WHAT TO PRODUCE: Find the lines holding the word "WealthTech" and collect them.

INFORMATION PROVIDED:

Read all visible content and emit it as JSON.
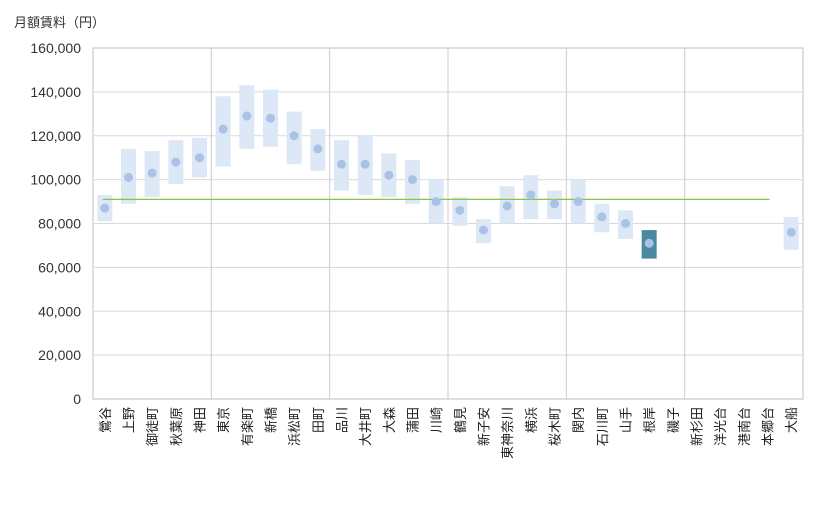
{
  "chart_data": {
    "type": "range-dot",
    "unit_label": "月額賃料（円）",
    "y_ticks": [
      "160,000",
      "140,000",
      "120,000",
      "100,000",
      "80,000",
      "60,000",
      "40,000",
      "20,000",
      "0"
    ],
    "ylim": [
      0,
      160000
    ],
    "categories": [
      "鶯谷",
      "上野",
      "御徒町",
      "秋葉原",
      "神田",
      "東京",
      "有楽町",
      "新橋",
      "浜松町",
      "田町",
      "品川",
      "大井町",
      "大森",
      "蒲田",
      "川崎",
      "鶴見",
      "新子安",
      "東神奈川",
      "横浜",
      "桜木町",
      "関内",
      "石川町",
      "山手",
      "根岸",
      "磯子",
      "新杉田",
      "洋光台",
      "港南台",
      "本郷台",
      "大船"
    ],
    "group_separators_after": [
      4,
      9,
      14,
      19,
      24
    ],
    "highlight_category": "根岸",
    "reference_value": 91000,
    "series": [
      {
        "name": "range_low",
        "values": [
          81000,
          89000,
          92000,
          98000,
          101000,
          106000,
          114000,
          115000,
          107000,
          104000,
          95000,
          93000,
          92000,
          89000,
          80000,
          79000,
          71000,
          80000,
          82000,
          82000,
          80000,
          76000,
          73000,
          64000,
          null,
          null,
          null,
          null,
          null,
          68000
        ]
      },
      {
        "name": "range_high",
        "values": [
          93000,
          114000,
          113000,
          118000,
          119000,
          138000,
          143000,
          141000,
          131000,
          123000,
          118000,
          120000,
          112000,
          109000,
          100000,
          92000,
          82000,
          97000,
          102000,
          95000,
          100000,
          89000,
          86000,
          77000,
          null,
          null,
          null,
          null,
          null,
          83000
        ]
      },
      {
        "name": "average",
        "values": [
          87000,
          101000,
          103000,
          108000,
          110000,
          123000,
          129000,
          128000,
          120000,
          114000,
          107000,
          107000,
          102000,
          100000,
          90000,
          86000,
          77000,
          88000,
          93000,
          89000,
          90000,
          83000,
          80000,
          71000,
          null,
          null,
          null,
          null,
          null,
          76000
        ]
      }
    ],
    "colors": {
      "range_fill": "#dce8f5",
      "average_dot": "#a9c2e6",
      "highlight_fill": "#4a8aa0",
      "reference_line": "#8ac34a",
      "grid": "#d9d9d9",
      "axis": "#bfbfbf",
      "separator": "#cccccc"
    }
  }
}
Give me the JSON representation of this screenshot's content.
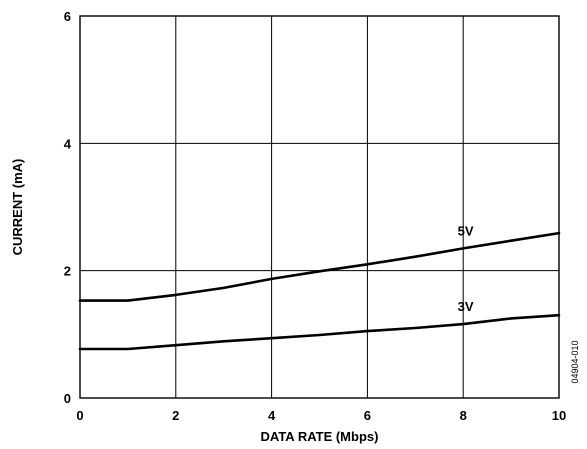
{
  "chart_data": {
    "type": "line",
    "xlabel": "DATA RATE (Mbps)",
    "ylabel": "CURRENT (mA)",
    "xlim": [
      0,
      10
    ],
    "ylim": [
      0,
      6
    ],
    "x_ticks": [
      "0",
      "2",
      "4",
      "6",
      "8",
      "10"
    ],
    "y_ticks": [
      "0",
      "2",
      "4",
      "6"
    ],
    "grid": true,
    "series": [
      {
        "name": "5V",
        "x": [
          0,
          1,
          2,
          3,
          4,
          5,
          6,
          7,
          8,
          9,
          10
        ],
        "values": [
          1.53,
          1.53,
          1.62,
          1.73,
          1.87,
          1.99,
          2.1,
          2.22,
          2.35,
          2.47,
          2.59
        ]
      },
      {
        "name": "3V",
        "x": [
          0,
          1,
          2,
          3,
          4,
          5,
          6,
          7,
          8,
          9,
          10
        ],
        "values": [
          0.77,
          0.77,
          0.83,
          0.89,
          0.94,
          0.99,
          1.05,
          1.1,
          1.16,
          1.25,
          1.3
        ]
      }
    ],
    "annotations": [
      "04904-010"
    ]
  }
}
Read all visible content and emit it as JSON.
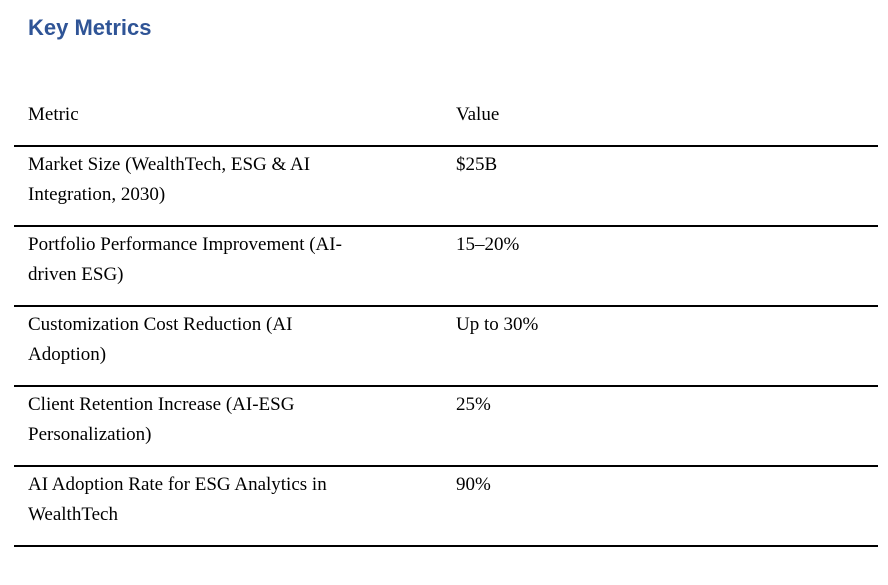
{
  "heading": {
    "text": "Key Metrics"
  },
  "colors": {
    "heading_blue": "#2F5496",
    "body_text": "#000000",
    "table_rule": "#000000",
    "background": "#FFFFFF"
  },
  "table": {
    "headers": [
      "Metric",
      "Value"
    ],
    "rows": [
      {
        "lines": [
          "Market Size (WealthTech, ESG & AI",
          "Integration, 2030)"
        ],
        "value": "$25B"
      },
      {
        "lines": [
          "Portfolio Performance Improvement (AI-",
          "driven ESG)"
        ],
        "value": "15–20%"
      },
      {
        "lines": [
          "Customization Cost Reduction (AI",
          "Adoption)"
        ],
        "value": "Up to 30%"
      },
      {
        "lines": [
          "Client Retention Increase (AI-ESG",
          "Personalization)"
        ],
        "value": "25%"
      },
      {
        "lines": [
          "AI Adoption Rate for ESG Analytics in",
          "WealthTech"
        ],
        "value": "90%"
      }
    ]
  }
}
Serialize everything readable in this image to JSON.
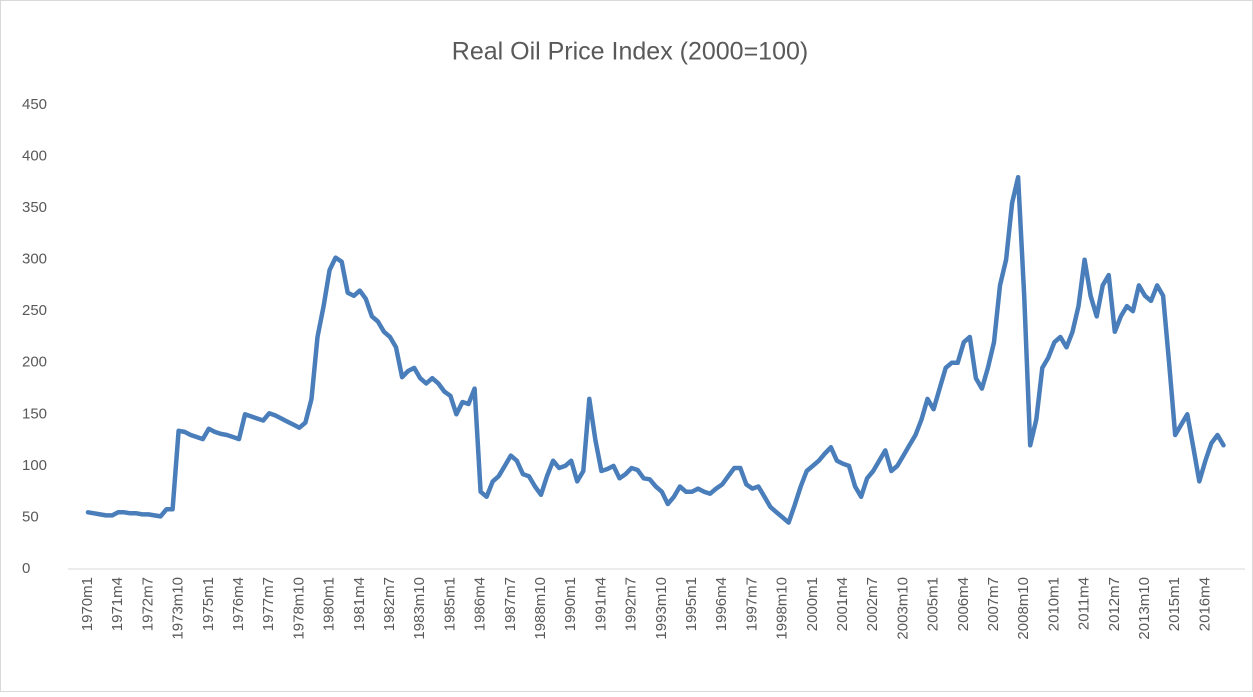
{
  "chart_data": {
    "type": "line",
    "title": "Real Oil Price Index (2000=100)",
    "categories": [
      "1970m1",
      null,
      null,
      null,
      null,
      "1971m4",
      null,
      null,
      null,
      null,
      "1972m7",
      null,
      null,
      null,
      null,
      "1973m10",
      null,
      null,
      null,
      null,
      "1975m1",
      null,
      null,
      null,
      null,
      "1976m4",
      null,
      null,
      null,
      null,
      "1977m7",
      null,
      null,
      null,
      null,
      "1978m10",
      null,
      null,
      null,
      null,
      "1980m1",
      null,
      null,
      null,
      null,
      "1981m4",
      null,
      null,
      null,
      null,
      "1982m7",
      null,
      null,
      null,
      null,
      "1983m10",
      null,
      null,
      null,
      null,
      "1985m1",
      null,
      null,
      null,
      null,
      "1986m4",
      null,
      null,
      null,
      null,
      "1987m7",
      null,
      null,
      null,
      null,
      "1988m10",
      null,
      null,
      null,
      null,
      "1990m1",
      null,
      null,
      null,
      null,
      "1991m4",
      null,
      null,
      null,
      null,
      "1992m7",
      null,
      null,
      null,
      null,
      "1993m10",
      null,
      null,
      null,
      null,
      "1995m1",
      null,
      null,
      null,
      null,
      "1996m4",
      null,
      null,
      null,
      null,
      "1997m7",
      null,
      null,
      null,
      null,
      "1998m10",
      null,
      null,
      null,
      null,
      "2000m1",
      null,
      null,
      null,
      null,
      "2001m4",
      null,
      null,
      null,
      null,
      "2002m7",
      null,
      null,
      null,
      null,
      "2003m10",
      null,
      null,
      null,
      null,
      "2005m1",
      null,
      null,
      null,
      null,
      "2006m4",
      null,
      null,
      null,
      null,
      "2007m7",
      null,
      null,
      null,
      null,
      "2008m10",
      null,
      null,
      null,
      null,
      "2010m1",
      null,
      null,
      null,
      null,
      "2011m4",
      null,
      null,
      null,
      null,
      "2012m7",
      null,
      null,
      null,
      null,
      "2013m10",
      null,
      null,
      null,
      null,
      "2015m1",
      null,
      null,
      null,
      null,
      "2016m4",
      null,
      null,
      null
    ],
    "values": [
      55,
      54,
      53,
      52,
      52,
      55,
      55,
      54,
      54,
      53,
      53,
      52,
      51,
      58,
      58,
      134,
      133,
      130,
      128,
      126,
      136,
      133,
      131,
      130,
      128,
      126,
      150,
      148,
      146,
      144,
      151,
      149,
      146,
      143,
      140,
      137,
      142,
      165,
      225,
      255,
      290,
      302,
      298,
      268,
      265,
      270,
      262,
      245,
      240,
      230,
      225,
      215,
      186,
      192,
      195,
      185,
      180,
      185,
      180,
      172,
      168,
      150,
      162,
      160,
      175,
      75,
      70,
      85,
      90,
      100,
      110,
      105,
      92,
      90,
      80,
      72,
      90,
      105,
      98,
      100,
      105,
      85,
      95,
      165,
      125,
      95,
      97,
      100,
      88,
      92,
      98,
      96,
      88,
      87,
      80,
      75,
      63,
      70,
      80,
      75,
      75,
      78,
      75,
      73,
      78,
      82,
      90,
      98,
      98,
      82,
      78,
      80,
      70,
      60,
      55,
      50,
      45,
      62,
      80,
      95,
      100,
      105,
      112,
      118,
      105,
      102,
      100,
      80,
      70,
      88,
      95,
      105,
      115,
      95,
      100,
      110,
      120,
      130,
      145,
      165,
      155,
      175,
      195,
      200,
      200,
      220,
      225,
      185,
      175,
      195,
      220,
      275,
      300,
      355,
      380,
      265,
      120,
      145,
      195,
      205,
      220,
      225,
      215,
      230,
      255,
      300,
      265,
      245,
      275,
      285,
      230,
      245,
      255,
      250,
      275,
      265,
      260,
      275,
      265,
      200,
      130,
      140,
      150,
      118,
      85,
      105,
      122,
      130,
      120
    ],
    "color": "#4a7ebb",
    "ylim": [
      0,
      450
    ],
    "yticks": [
      0,
      50,
      100,
      150,
      200,
      250,
      300,
      350,
      400,
      450
    ],
    "grid": false
  }
}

CORRECT RESULT:
          "Market Size (WealthTech, ESG & AI",
          "WealthTech"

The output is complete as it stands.